# DOCUMENTO FUENTE:
Nuestra economía no solo es estable y crece, también es más fuerte, resistente y diversificada; sus renovados acuerdos comerciales le dan acceso privilegiado a los principales mercados del mundo, y las nuevas reformas le abren oportunidades en sectores de gran dinamismo internacional. Son válidas, sin embargo, las siguientes preguntas: si tenemos una política económica adecuada, ¿por qué el nivel de crecimiento es bajo?, ¿por qué no ha suscitado un mejor desarrollo?, ¿por qué otras economías latinoamericanas como Perú, Colombia, Chile o Panamá, han tenido mejores resultados?

En parte, hemos tenido mala suerte: el Tratado de Libre Comercio de América del Norte (TLCAN) nació con la crisis de 1994; cuando salimos de ella, apareció China como un nuevo y poderoso competidor global; cuando la economía comenzó a posicionarse de nuevo, estalló la crisis financiera del 2008, que coincidió con la caída de la producción petrolera, a la que se respondió con una reforma energética muy profunda y bien diseñada, pero poco después cayó el precio del petróleo. Por si lo anterior no fuera suficiente, se revirtieron los flujos migratorios, causando presiones inevitables en el mercado laboral.

En realidad, lo que debería sorprendernos es que la economía haya mantenido su estabilidad y crecimiento ante esa sucesión de choques adversos. Se antoja preguntar cómo habríamos estado si no hubieran ocurrido o qué nivel de bienestar tendríamos ahora si la reforma petrolera hubiera estado lista antes del incremento del precio internacional de los hidrocarburos, o si no hubiera caído la producción de este sector. Lo importante, sin embargo, es que la economía mexicana supo responder y adecuarse ante estos retos, y que hoy es más firme. Prevalecen múltiples problemas, pero los cimientos de disciplina, estabilidad, apertura y mercado demostraron ser correctos. Así, el nivel insuficiente de crecimiento económico no es resultado de una política pública fallida sino producto, en buena medida, de una colección de conmociones externas que mermaron su potencial. El mal uso e ineficiencia de los recursos públicos tampoco ha ayudado.

La economía mexicana en el siglo xxi

El TLCAN es uno de nuestros principales activos institucionales: suscitó una integración comercial exitosa y su contribución al crecimiento y desarrollo del país es innegable; por ello, goza del consenso de las principales fuerzas políticas. Pero el ingreso de China a la Organización Mundial de Comercio (omc), en el 2001, representó un fuerte golpe para la estrategia mexicana. En un periodo más o menos breve, un competidor que produce a bajo costo y vende mercancías muy similares a las nuestras invadió el mercado mundial, lo que afectó a México por partida doble: compitiendo en nuestro principal mercado y cambiando el nivel internacional de precios.

# OBJETIVO A:
De acuerdo con el texto sobre la economía mexicana, ¿por qué el TLCAN goza del consenso de las principales fuerzas políticas? Responde en una o dos oraciones.
# OBJETIVO B:
Reproduce del texto sobre la economía mexicana el pasaje que comienza con "En parte, hemos" y sigue hasta "el mercado laboral.".

# MATERIAL DE CONSULTA:
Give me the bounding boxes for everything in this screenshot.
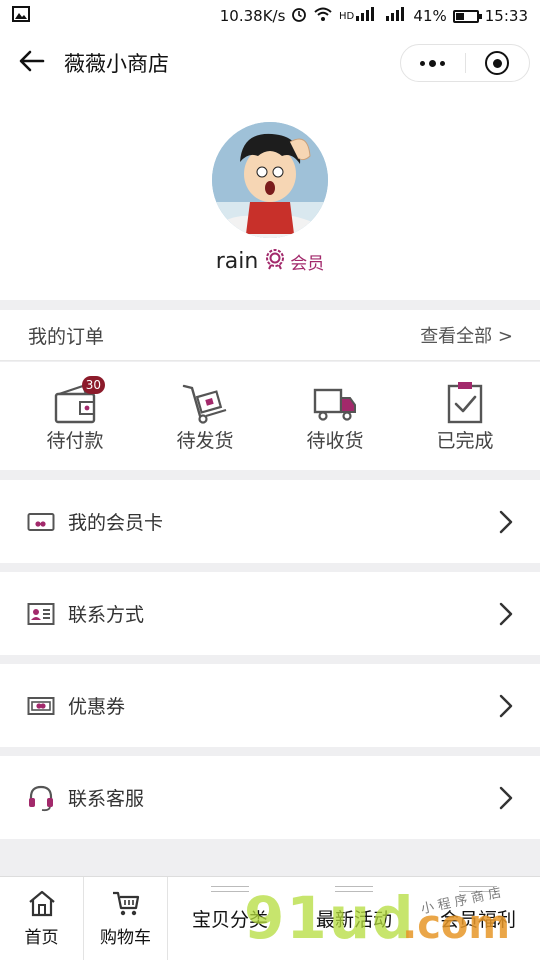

# RESULTADO DEL EJERCICIO A:
El TLCAN cuenta con ese consenso porque suscitó una integración comercial exitosa y su contribución al crecimiento y desarrollo del país es innegable.

# RESULTADO DEL EJERCICIO B:
En parte, hemos tenido mala suerte: el Tratado de Libre Comercio de América del Norte (TLCAN) nació con la crisis de 1994; cuando salimos de ella, apareció China como un nuevo y poderoso competidor global; cuando la economía comenzó a posicionarse de nuevo, estalló la crisis financiera del 2008, que coincidió con la caída de la producción petrolera, a la que se respondió con una reforma energética muy profunda y bien diseñada, pero poco después cayó el precio del petróleo. Por si lo anterior no fuera suficiente, se revirtieron los flujos migratorios, causando presiones inevitables en el mercado laboral.